■ What is needed ■
An exact copy of the records is required, minus the pictures they hold.
* START Exercise input *
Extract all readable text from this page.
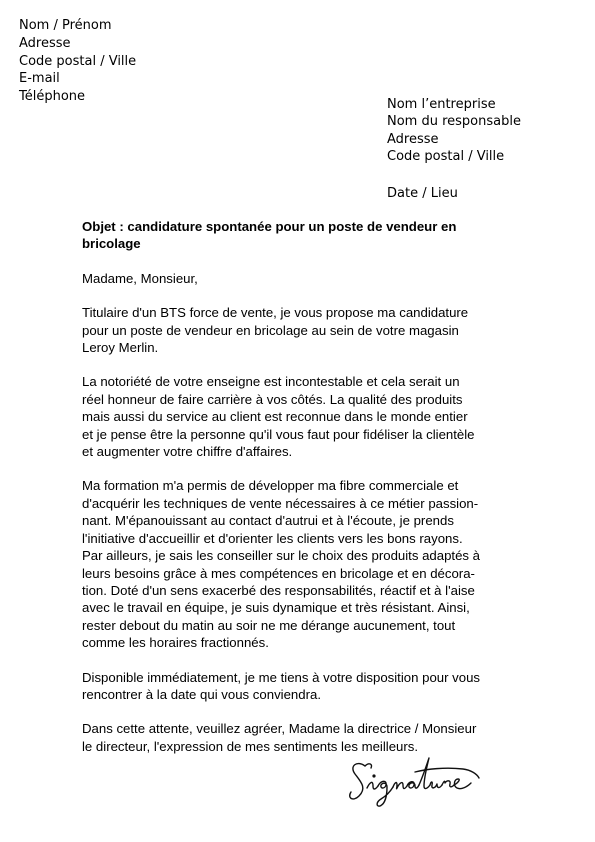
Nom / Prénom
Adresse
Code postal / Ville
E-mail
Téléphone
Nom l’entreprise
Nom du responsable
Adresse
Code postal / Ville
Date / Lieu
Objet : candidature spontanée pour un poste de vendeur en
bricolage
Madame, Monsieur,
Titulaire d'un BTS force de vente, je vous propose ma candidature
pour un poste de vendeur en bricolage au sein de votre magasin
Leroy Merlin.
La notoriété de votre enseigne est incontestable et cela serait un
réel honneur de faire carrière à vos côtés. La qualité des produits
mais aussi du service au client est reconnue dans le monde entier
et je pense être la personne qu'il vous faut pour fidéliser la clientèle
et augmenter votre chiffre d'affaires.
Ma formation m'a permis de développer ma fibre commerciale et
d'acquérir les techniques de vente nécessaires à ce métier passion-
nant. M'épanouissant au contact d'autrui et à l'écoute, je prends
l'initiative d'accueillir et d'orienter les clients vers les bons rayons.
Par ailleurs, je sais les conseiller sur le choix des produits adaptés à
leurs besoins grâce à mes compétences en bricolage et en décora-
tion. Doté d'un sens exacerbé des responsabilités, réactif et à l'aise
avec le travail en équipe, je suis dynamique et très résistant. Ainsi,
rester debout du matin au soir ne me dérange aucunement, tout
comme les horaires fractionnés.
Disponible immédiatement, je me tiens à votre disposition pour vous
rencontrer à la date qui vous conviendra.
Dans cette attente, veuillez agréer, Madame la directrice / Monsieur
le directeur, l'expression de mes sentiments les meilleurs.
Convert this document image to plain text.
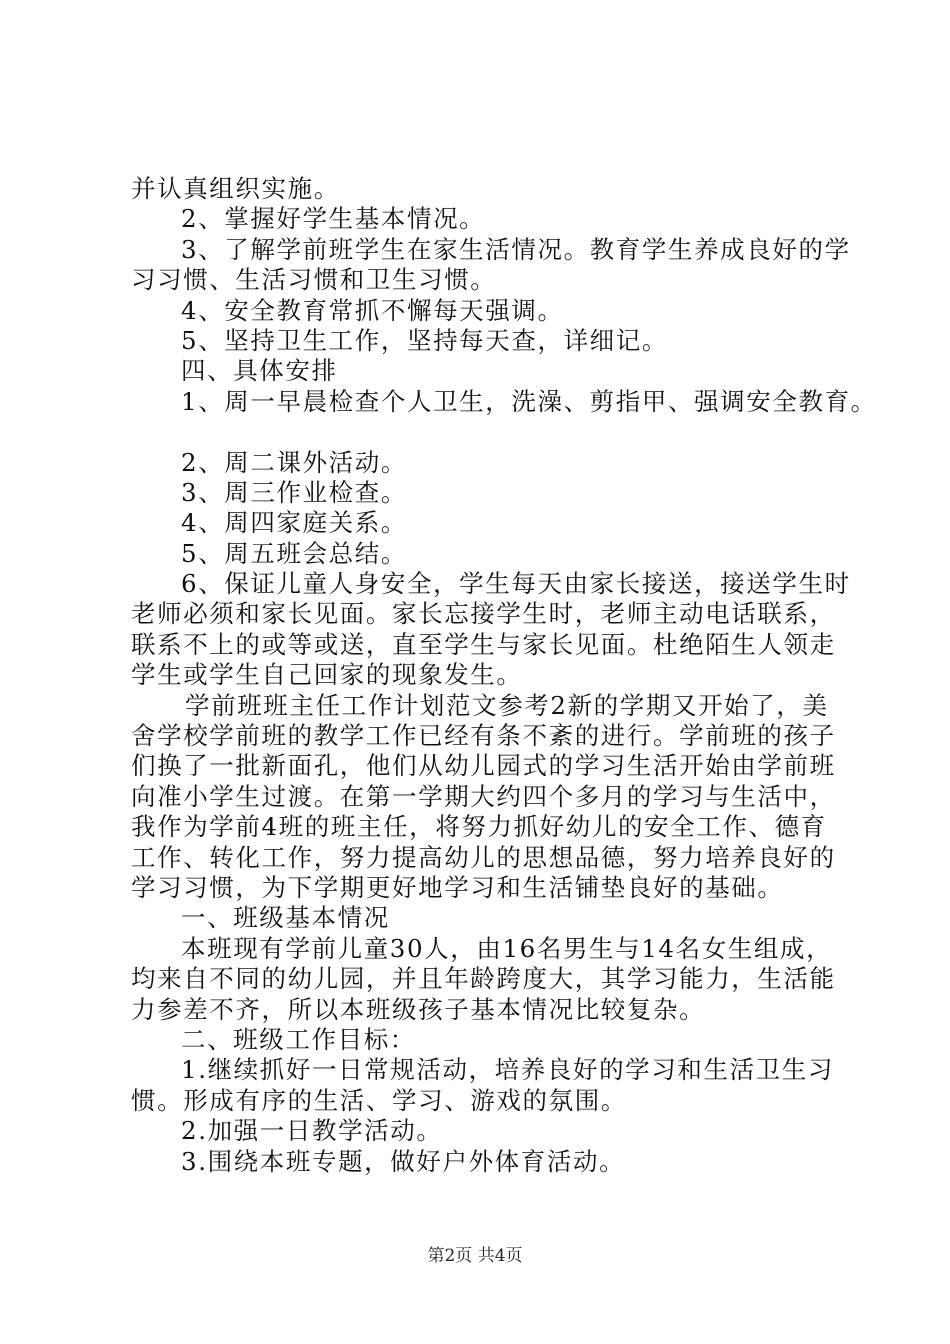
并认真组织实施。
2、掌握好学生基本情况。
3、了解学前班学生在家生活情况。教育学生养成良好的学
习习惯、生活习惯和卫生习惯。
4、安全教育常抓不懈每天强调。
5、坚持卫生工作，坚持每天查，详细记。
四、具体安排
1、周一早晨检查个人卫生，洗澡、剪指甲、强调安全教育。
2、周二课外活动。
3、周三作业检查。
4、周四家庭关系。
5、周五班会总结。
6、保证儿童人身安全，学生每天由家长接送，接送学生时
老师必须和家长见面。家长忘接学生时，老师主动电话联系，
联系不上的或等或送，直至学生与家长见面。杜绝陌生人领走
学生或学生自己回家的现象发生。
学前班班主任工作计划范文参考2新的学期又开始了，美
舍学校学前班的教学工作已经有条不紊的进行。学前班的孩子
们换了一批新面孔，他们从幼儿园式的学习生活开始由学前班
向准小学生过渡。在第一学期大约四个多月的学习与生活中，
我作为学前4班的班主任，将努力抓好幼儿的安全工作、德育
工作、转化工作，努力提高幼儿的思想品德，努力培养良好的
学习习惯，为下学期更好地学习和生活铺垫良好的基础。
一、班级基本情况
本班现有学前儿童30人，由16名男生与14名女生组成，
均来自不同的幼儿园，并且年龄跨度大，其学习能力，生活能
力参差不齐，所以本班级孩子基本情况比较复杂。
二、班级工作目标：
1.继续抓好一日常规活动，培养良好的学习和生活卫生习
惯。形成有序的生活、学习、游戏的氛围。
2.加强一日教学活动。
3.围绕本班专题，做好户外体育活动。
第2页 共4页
* END Exercise input *
■ Answer in full ■
Extract all readable text from this page.
Nom / Prénom
Adresse
Code postal / Ville
E-mail
Téléphone
Nom l’entreprise
Nom du responsable
Adresse
Code postal / Ville
Date / Lieu
Objet : candidature spontanée pour un poste de vendeur en
bricolage
Madame, Monsieur,
Titulaire d'un BTS force de vente, je vous propose ma candidature
pour un poste de vendeur en bricolage au sein de votre magasin
Leroy Merlin.
La notoriété de votre enseigne est incontestable et cela serait un
réel honneur de faire carrière à vos côtés. La qualité des produits
mais aussi du service au client est reconnue dans le monde entier
et je pense être la personne qu'il vous faut pour fidéliser la clientèle
et augmenter votre chiffre d'affaires.
Ma formation m'a permis de développer ma fibre commerciale et
d'acquérir les techniques de vente nécessaires à ce métier passion-
nant. M'épanouissant au contact d'autrui et à l'écoute, je prends
l'initiative d'accueillir et d'orienter les clients vers les bons rayons.
Par ailleurs, je sais les conseiller sur le choix des produits adaptés à
leurs besoins grâce à mes compétences en bricolage et en décora-
tion. Doté d'un sens exacerbé des responsabilités, réactif et à l'aise
avec le travail en équipe, je suis dynamique et très résistant. Ainsi,
rester debout du matin au soir ne me dérange aucunement, tout
comme les horaires fractionnés.
Disponible immédiatement, je me tiens à votre disposition pour vous
rencontrer à la date qui vous conviendra.
Dans cette attente, veuillez agréer, Madame la directrice / Monsieur
le directeur, l'expression de mes sentiments les meilleurs.
Convert this document image to plain text.
并认真组织实施。
2、掌握好学生基本情况。
3、了解学前班学生在家生活情况。教育学生养成良好的学
习习惯、生活习惯和卫生习惯。
4、安全教育常抓不懈每天强调。
5、坚持卫生工作，坚持每天查，详细记。
四、具体安排
1、周一早晨检查个人卫生，洗澡、剪指甲、强调安全教育。
2、周二课外活动。
3、周三作业检查。
4、周四家庭关系。
5、周五班会总结。
6、保证儿童人身安全，学生每天由家长接送，接送学生时
老师必须和家长见面。家长忘接学生时，老师主动电话联系，
联系不上的或等或送，直至学生与家长见面。杜绝陌生人领走
学生或学生自己回家的现象发生。
学前班班主任工作计划范文参考2新的学期又开始了，美
舍学校学前班的教学工作已经有条不紊的进行。学前班的孩子
们换了一批新面孔，他们从幼儿园式的学习生活开始由学前班
向准小学生过渡。在第一学期大约四个多月的学习与生活中，
我作为学前4班的班主任，将努力抓好幼儿的安全工作、德育
工作、转化工作，努力提高幼儿的思想品德，努力培养良好的
学习习惯，为下学期更好地学习和生活铺垫良好的基础。
一、班级基本情况
本班现有学前儿童30人，由16名男生与14名女生组成，
均来自不同的幼儿园，并且年龄跨度大，其学习能力，生活能
力参差不齐，所以本班级孩子基本情况比较复杂。
二、班级工作目标：
1.继续抓好一日常规活动，培养良好的学习和生活卫生习
惯。形成有序的生活、学习、游戏的氛围。
2.加强一日教学活动。
3.围绕本班专题，做好户外体育活动。
第2页 共4页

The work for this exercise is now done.